◆ Listed entries ◆
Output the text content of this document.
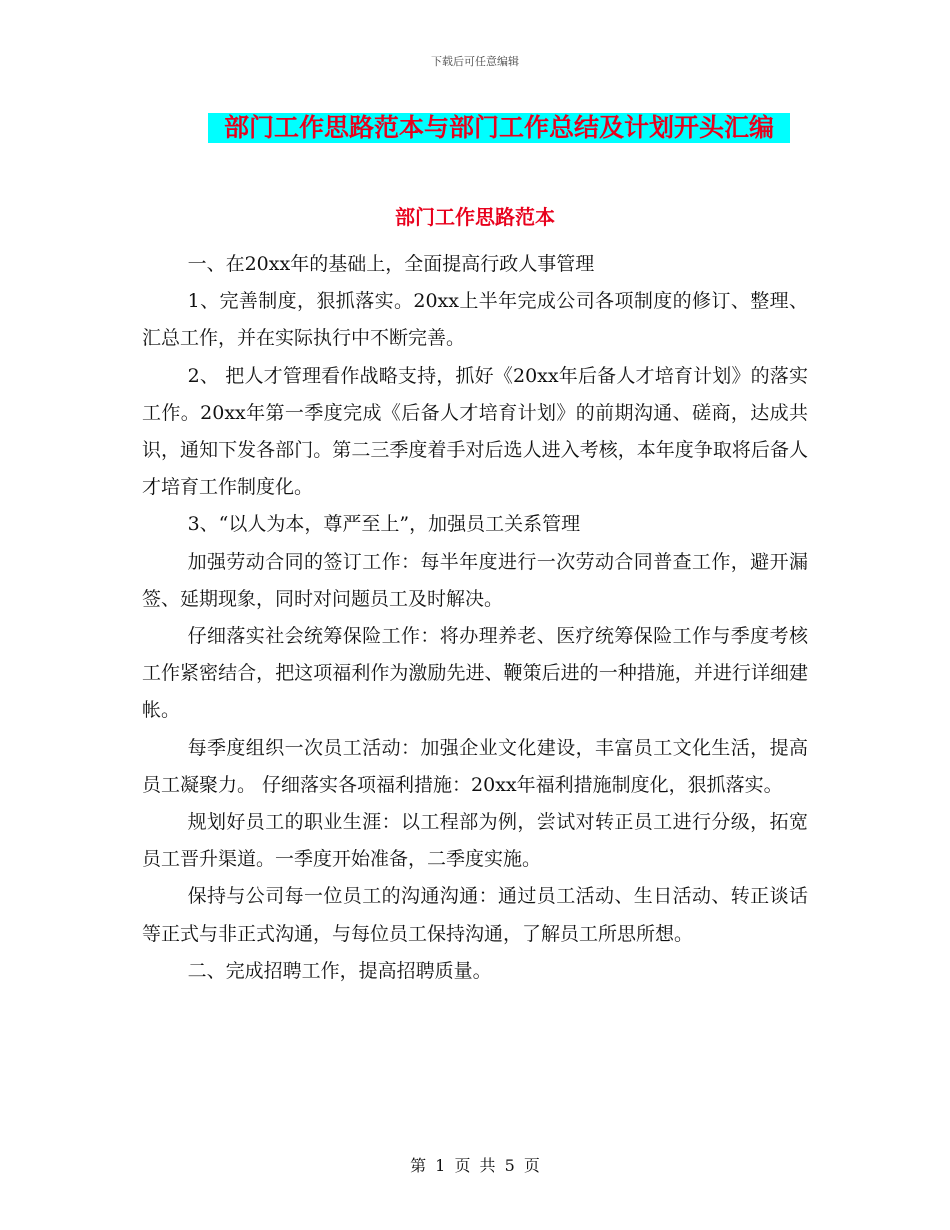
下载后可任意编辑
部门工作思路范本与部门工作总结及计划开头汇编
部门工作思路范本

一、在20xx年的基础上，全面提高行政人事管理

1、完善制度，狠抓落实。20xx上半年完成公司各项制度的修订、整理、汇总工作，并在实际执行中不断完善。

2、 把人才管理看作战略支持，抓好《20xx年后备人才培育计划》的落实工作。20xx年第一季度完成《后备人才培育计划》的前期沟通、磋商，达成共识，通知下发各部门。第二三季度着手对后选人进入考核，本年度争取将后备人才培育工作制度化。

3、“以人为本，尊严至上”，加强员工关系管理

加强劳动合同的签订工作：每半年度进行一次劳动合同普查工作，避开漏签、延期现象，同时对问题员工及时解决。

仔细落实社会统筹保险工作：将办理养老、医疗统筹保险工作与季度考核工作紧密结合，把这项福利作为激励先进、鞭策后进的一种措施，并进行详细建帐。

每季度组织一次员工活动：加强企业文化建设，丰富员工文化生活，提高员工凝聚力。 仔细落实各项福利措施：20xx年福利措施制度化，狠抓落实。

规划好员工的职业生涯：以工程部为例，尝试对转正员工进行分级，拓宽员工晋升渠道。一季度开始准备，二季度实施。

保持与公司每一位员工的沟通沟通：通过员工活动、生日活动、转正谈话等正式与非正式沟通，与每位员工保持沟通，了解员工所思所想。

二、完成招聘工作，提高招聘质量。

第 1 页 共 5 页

◆ Exercise description ◆
Pictures are not part of the copy; reproduce everything else in the records exactly.

◆ Full solution ◆
Output the text content of this document.
下载后可任意编辑
部门工作思路范本与部门工作总结及计划开头汇编
部门工作思路范本

一、在20xx年的基础上，全面提高行政人事管理

1、完善制度，狠抓落实。20xx上半年完成公司各项制度的修订、整理、汇总工作，并在实际执行中不断完善。

2、 把人才管理看作战略支持，抓好《20xx年后备人才培育计划》的落实工作。20xx年第一季度完成《后备人才培育计划》的前期沟通、磋商，达成共识，通知下发各部门。第二三季度着手对后选人进入考核，本年度争取将后备人才培育工作制度化。

3、“以人为本，尊严至上”，加强员工关系管理

加强劳动合同的签订工作：每半年度进行一次劳动合同普查工作，避开漏签、延期现象，同时对问题员工及时解决。

仔细落实社会统筹保险工作：将办理养老、医疗统筹保险工作与季度考核工作紧密结合，把这项福利作为激励先进、鞭策后进的一种措施，并进行详细建帐。

每季度组织一次员工活动：加强企业文化建设，丰富员工文化生活，提高员工凝聚力。 仔细落实各项福利措施：20xx年福利措施制度化，狠抓落实。

规划好员工的职业生涯：以工程部为例，尝试对转正员工进行分级，拓宽员工晋升渠道。一季度开始准备，二季度实施。

保持与公司每一位员工的沟通沟通：通过员工活动、生日活动、转正谈话等正式与非正式沟通，与每位员工保持沟通，了解员工所思所想。

二、完成招聘工作，提高招聘质量。

第 1 页 共 5 页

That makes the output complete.